**Given exercise:**
Copy out every line of the records where the string "JSON" occurs.

**Working data:**
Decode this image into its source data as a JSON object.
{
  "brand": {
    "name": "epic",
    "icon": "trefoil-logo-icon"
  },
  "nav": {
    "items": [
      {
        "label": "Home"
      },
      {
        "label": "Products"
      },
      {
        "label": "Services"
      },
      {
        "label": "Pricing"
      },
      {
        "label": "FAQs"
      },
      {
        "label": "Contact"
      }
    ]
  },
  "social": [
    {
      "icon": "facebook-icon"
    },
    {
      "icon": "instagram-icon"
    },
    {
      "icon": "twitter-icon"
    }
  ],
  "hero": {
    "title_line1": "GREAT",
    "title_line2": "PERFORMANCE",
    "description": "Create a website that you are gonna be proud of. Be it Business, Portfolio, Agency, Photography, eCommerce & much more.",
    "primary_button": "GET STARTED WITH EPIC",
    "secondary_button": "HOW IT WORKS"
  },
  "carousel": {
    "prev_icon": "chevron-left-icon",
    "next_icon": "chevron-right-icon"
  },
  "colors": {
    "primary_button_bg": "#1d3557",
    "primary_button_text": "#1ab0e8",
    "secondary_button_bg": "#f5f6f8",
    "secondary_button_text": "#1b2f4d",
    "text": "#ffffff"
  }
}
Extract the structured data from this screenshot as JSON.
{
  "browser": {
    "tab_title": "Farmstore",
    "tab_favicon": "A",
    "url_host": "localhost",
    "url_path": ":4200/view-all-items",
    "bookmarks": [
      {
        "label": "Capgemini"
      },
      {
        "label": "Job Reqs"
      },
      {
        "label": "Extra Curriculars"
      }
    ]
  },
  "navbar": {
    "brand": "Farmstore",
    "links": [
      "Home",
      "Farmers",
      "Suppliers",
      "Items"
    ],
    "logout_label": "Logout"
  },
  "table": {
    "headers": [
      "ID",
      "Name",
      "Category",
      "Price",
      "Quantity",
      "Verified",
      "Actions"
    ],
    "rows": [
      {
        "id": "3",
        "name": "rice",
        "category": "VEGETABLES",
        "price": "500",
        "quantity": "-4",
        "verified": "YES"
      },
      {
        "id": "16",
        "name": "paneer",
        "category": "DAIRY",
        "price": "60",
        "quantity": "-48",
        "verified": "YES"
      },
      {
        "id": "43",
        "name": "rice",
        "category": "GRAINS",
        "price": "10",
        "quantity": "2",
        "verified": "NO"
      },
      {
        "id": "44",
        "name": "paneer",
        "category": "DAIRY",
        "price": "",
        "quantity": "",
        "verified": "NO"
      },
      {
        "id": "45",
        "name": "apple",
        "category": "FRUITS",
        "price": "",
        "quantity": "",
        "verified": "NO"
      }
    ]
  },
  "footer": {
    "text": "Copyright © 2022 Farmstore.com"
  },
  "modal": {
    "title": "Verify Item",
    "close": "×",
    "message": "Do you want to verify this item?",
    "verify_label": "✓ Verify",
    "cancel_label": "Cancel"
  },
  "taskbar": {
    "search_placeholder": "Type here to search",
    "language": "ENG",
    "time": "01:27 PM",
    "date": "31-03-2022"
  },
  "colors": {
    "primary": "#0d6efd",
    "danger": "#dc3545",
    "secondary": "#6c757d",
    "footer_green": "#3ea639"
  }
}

**Solution for this task:**
Decode this image into its source data as a JSON object.
Extract the structured data from this screenshot as JSON.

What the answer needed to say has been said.